● Direction
Reproduce every line of the records below without any change, but leave out the pictures.

Records from a dataset:

· · · · · · ·

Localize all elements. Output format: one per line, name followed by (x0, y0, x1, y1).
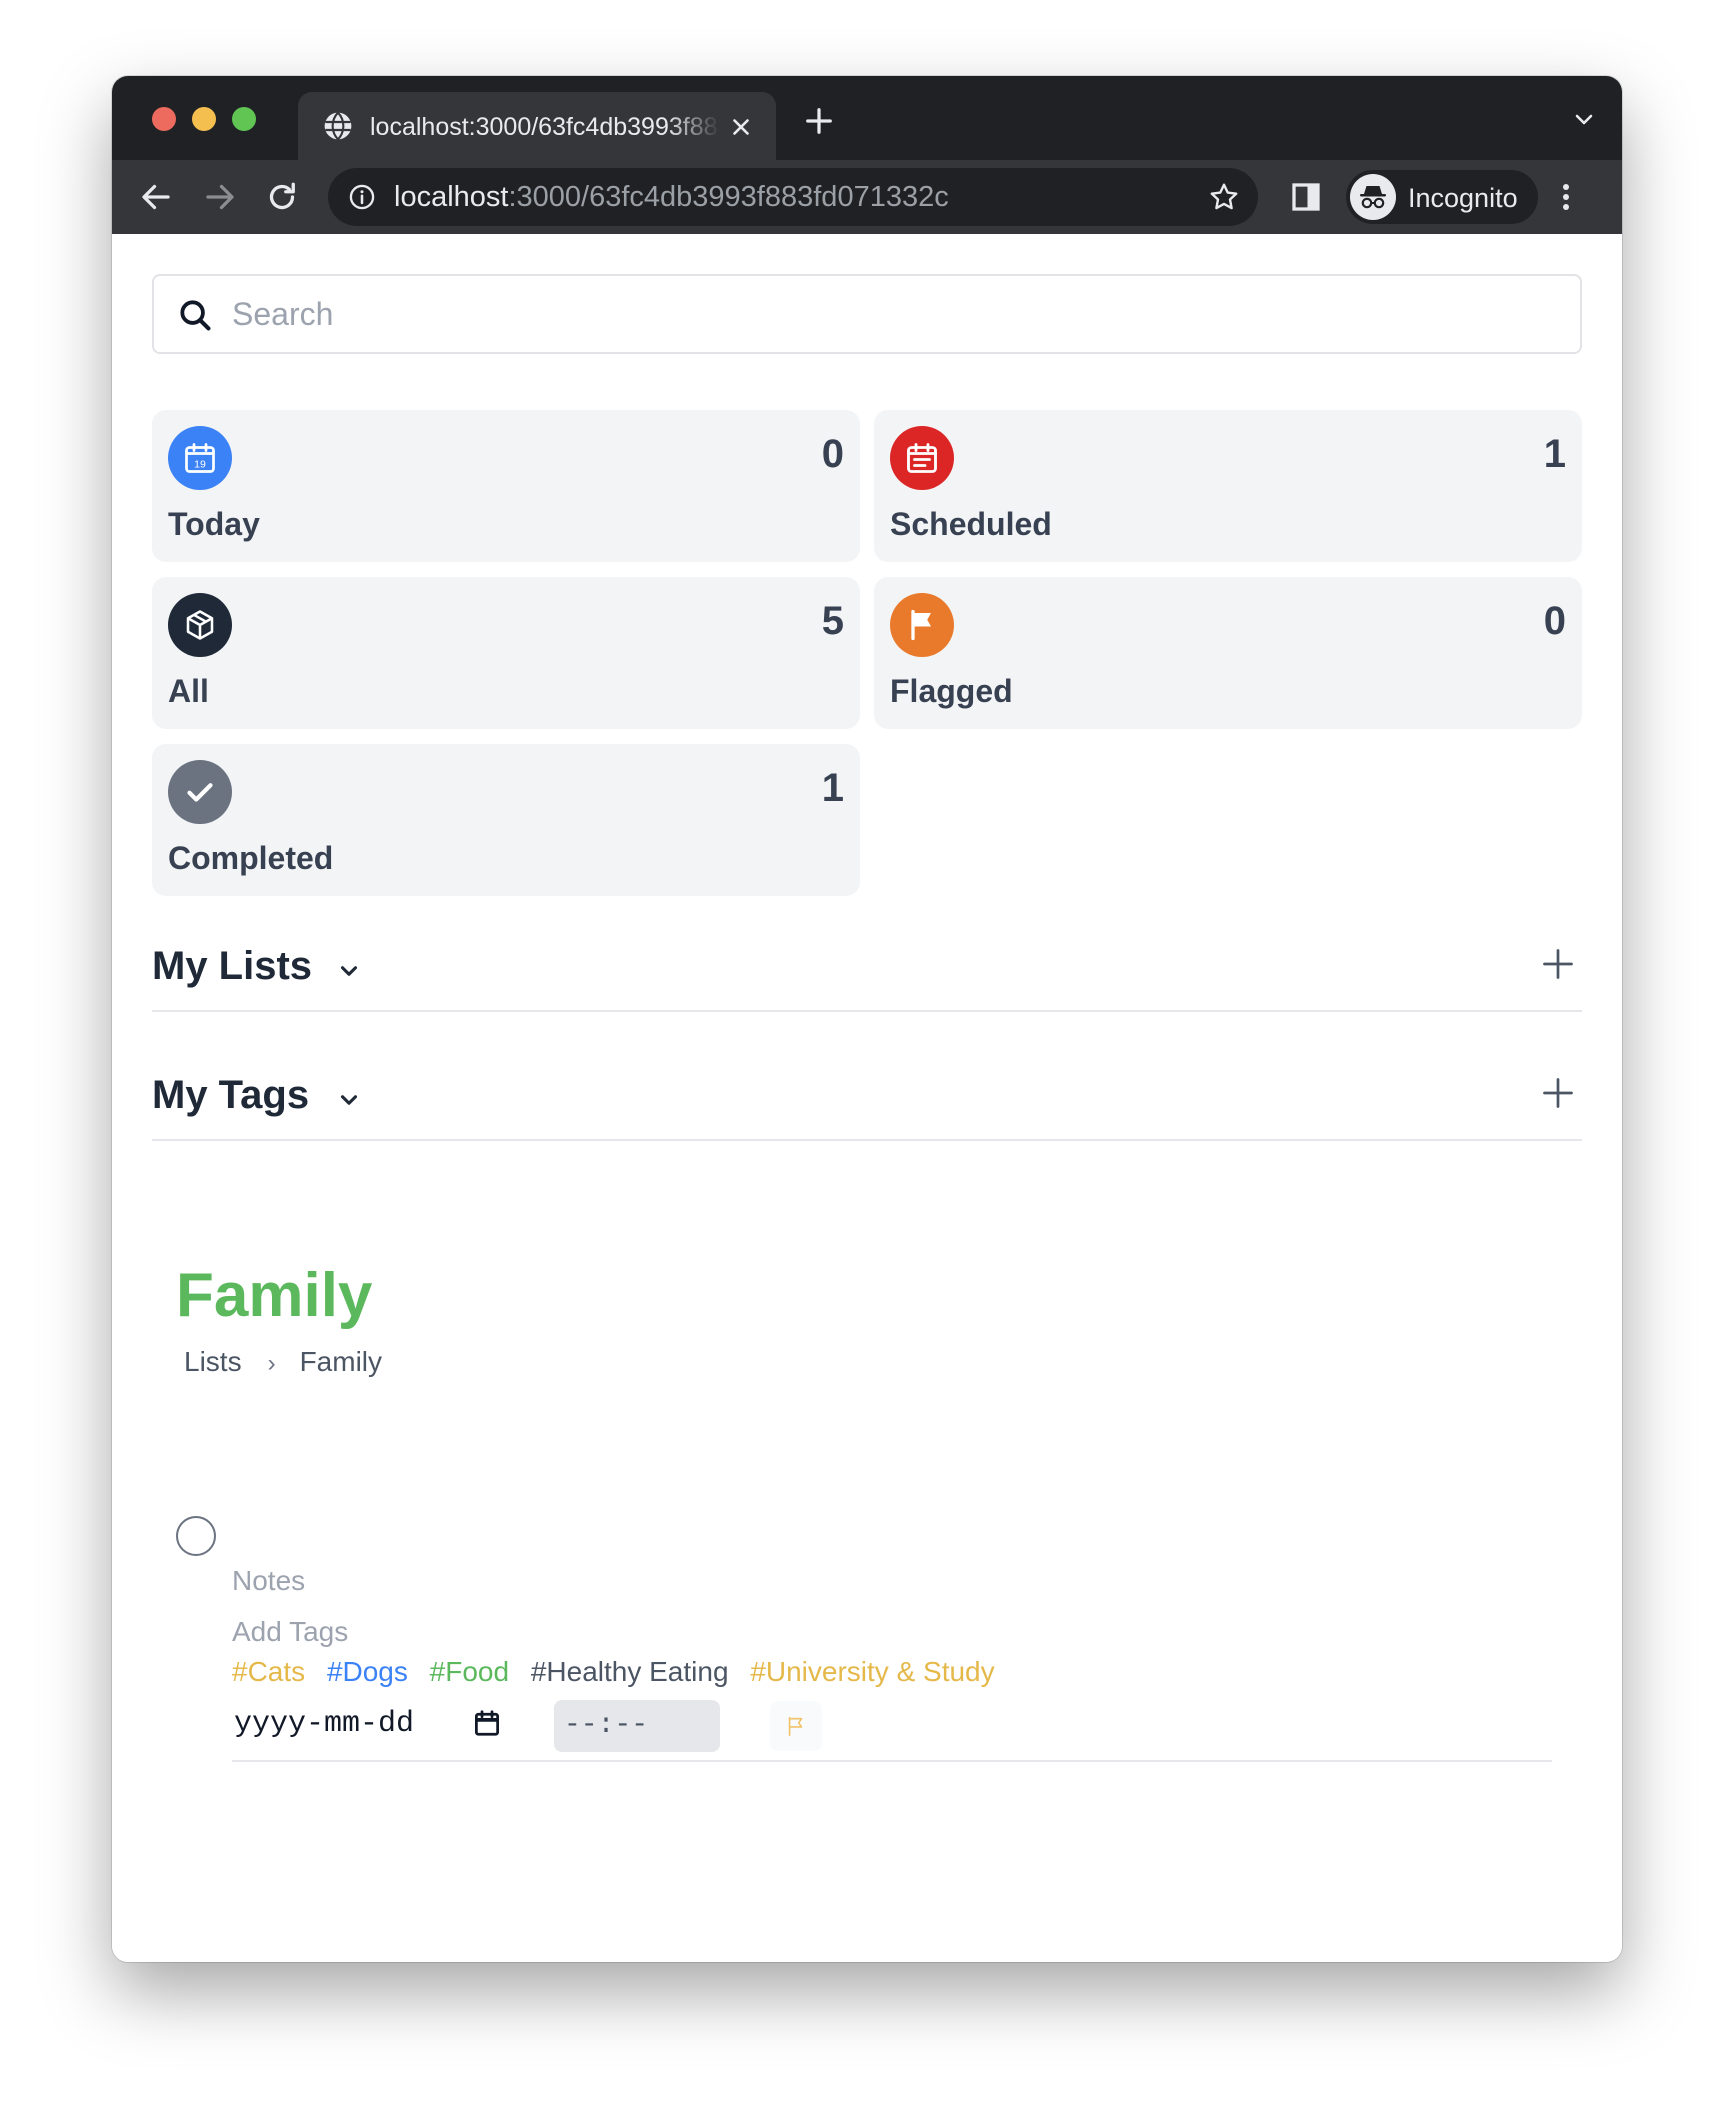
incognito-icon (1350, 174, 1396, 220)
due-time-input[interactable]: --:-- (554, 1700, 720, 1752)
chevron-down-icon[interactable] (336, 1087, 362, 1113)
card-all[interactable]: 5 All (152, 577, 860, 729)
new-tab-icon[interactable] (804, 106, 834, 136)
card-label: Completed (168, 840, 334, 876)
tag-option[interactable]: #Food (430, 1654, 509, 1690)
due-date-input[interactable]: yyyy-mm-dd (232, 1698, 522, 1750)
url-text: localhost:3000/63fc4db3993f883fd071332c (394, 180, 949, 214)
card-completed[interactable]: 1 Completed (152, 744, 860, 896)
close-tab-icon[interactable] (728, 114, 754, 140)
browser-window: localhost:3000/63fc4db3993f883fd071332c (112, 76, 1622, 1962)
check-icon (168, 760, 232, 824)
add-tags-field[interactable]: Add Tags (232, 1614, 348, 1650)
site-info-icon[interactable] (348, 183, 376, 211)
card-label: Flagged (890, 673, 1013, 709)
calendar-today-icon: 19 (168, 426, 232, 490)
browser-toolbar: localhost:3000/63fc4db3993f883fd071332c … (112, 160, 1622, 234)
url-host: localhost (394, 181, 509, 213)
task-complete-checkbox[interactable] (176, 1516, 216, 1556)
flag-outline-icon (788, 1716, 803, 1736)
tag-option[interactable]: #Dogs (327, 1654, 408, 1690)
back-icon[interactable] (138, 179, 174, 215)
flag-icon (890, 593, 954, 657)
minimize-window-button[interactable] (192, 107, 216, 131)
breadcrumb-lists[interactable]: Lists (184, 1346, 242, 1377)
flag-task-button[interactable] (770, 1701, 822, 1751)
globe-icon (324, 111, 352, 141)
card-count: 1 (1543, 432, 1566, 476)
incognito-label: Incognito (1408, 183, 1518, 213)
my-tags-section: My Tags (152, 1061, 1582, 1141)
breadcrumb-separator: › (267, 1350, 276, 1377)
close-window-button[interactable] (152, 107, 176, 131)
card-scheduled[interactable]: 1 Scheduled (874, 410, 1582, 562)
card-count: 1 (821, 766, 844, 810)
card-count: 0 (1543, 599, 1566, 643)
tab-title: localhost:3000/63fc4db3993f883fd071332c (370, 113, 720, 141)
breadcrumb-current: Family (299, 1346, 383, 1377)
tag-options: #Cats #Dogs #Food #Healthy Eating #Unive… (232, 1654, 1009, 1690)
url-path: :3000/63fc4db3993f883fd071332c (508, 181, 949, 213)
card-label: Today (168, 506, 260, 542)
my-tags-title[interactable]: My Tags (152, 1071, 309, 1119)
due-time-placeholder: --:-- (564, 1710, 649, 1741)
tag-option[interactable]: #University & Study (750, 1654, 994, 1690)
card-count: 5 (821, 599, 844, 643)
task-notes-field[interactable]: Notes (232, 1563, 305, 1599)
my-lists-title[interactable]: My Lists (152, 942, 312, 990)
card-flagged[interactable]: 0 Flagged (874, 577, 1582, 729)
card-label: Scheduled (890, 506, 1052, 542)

· · · · · · ·

● Final result
Localize all elements. Output format: one per line, name followed by (x0, y0, x1, y1).
incognito-icon (1350, 174, 1396, 220)
due-time-input[interactable]: --:-- (554, 1700, 720, 1752)
chevron-down-icon[interactable] (336, 1087, 362, 1113)
card-all[interactable]: 5 All (152, 577, 860, 729)
new-tab-icon[interactable] (804, 106, 834, 136)
card-label: Completed (168, 840, 334, 876)
tag-option[interactable]: #Food (430, 1654, 509, 1690)
due-date-input[interactable]: yyyy-mm-dd (232, 1698, 522, 1750)
url-text: localhost:3000/63fc4db3993f883fd071332c (394, 180, 949, 214)
card-completed[interactable]: 1 Completed (152, 744, 860, 896)
close-tab-icon[interactable] (728, 114, 754, 140)
browser-window: localhost:3000/63fc4db3993f883fd071332c (112, 76, 1622, 1962)
check-icon (168, 760, 232, 824)
add-tags-field[interactable]: Add Tags (232, 1614, 348, 1650)
site-info-icon[interactable] (348, 183, 376, 211)
card-label: Flagged (890, 673, 1013, 709)
calendar-today-icon: 19 (168, 426, 232, 490)
browser-toolbar: localhost:3000/63fc4db3993f883fd071332c … (112, 160, 1622, 234)
url-host: localhost (394, 181, 509, 213)
task-complete-checkbox[interactable] (176, 1516, 216, 1556)
flag-outline-icon (788, 1716, 803, 1736)
tag-option[interactable]: #Dogs (327, 1654, 408, 1690)
back-icon[interactable] (138, 179, 174, 215)
flag-icon (890, 593, 954, 657)
minimize-window-button[interactable] (192, 107, 216, 131)
breadcrumb-lists[interactable]: Lists (184, 1346, 242, 1377)
flag-task-button[interactable] (770, 1701, 822, 1751)
globe-icon (324, 111, 352, 141)
card-count: 1 (1543, 432, 1566, 476)
incognito-label: Incognito (1408, 183, 1518, 213)
my-tags-section: My Tags (152, 1061, 1582, 1141)
breadcrumb-separator: › (267, 1350, 276, 1377)
close-window-button[interactable] (152, 107, 176, 131)
card-scheduled[interactable]: 1 Scheduled (874, 410, 1582, 562)
card-count: 1 (821, 766, 844, 810)
card-count: 0 (1543, 599, 1566, 643)
tab-title: localhost:3000/63fc4db3993f883fd071332c (370, 113, 720, 141)
breadcrumb-current: Family (299, 1346, 383, 1377)
tag-options: #Cats #Dogs #Food #Healthy Eating #Unive… (232, 1654, 1009, 1690)
url-path: :3000/63fc4db3993f883fd071332c (508, 181, 949, 213)
card-label: Today (168, 506, 260, 542)
my-tags-title[interactable]: My Tags (152, 1071, 309, 1119)
due-time-placeholder: --:-- (564, 1710, 649, 1741)
tag-option[interactable]: #University & Study (750, 1654, 994, 1690)
card-count: 5 (821, 599, 844, 643)
task-notes-field[interactable]: Notes (232, 1563, 305, 1599)
my-lists-title[interactable]: My Lists (152, 942, 312, 990)
card-flagged[interactable]: 0 Flagged (874, 577, 1582, 729)
card-label: Scheduled (890, 506, 1052, 542)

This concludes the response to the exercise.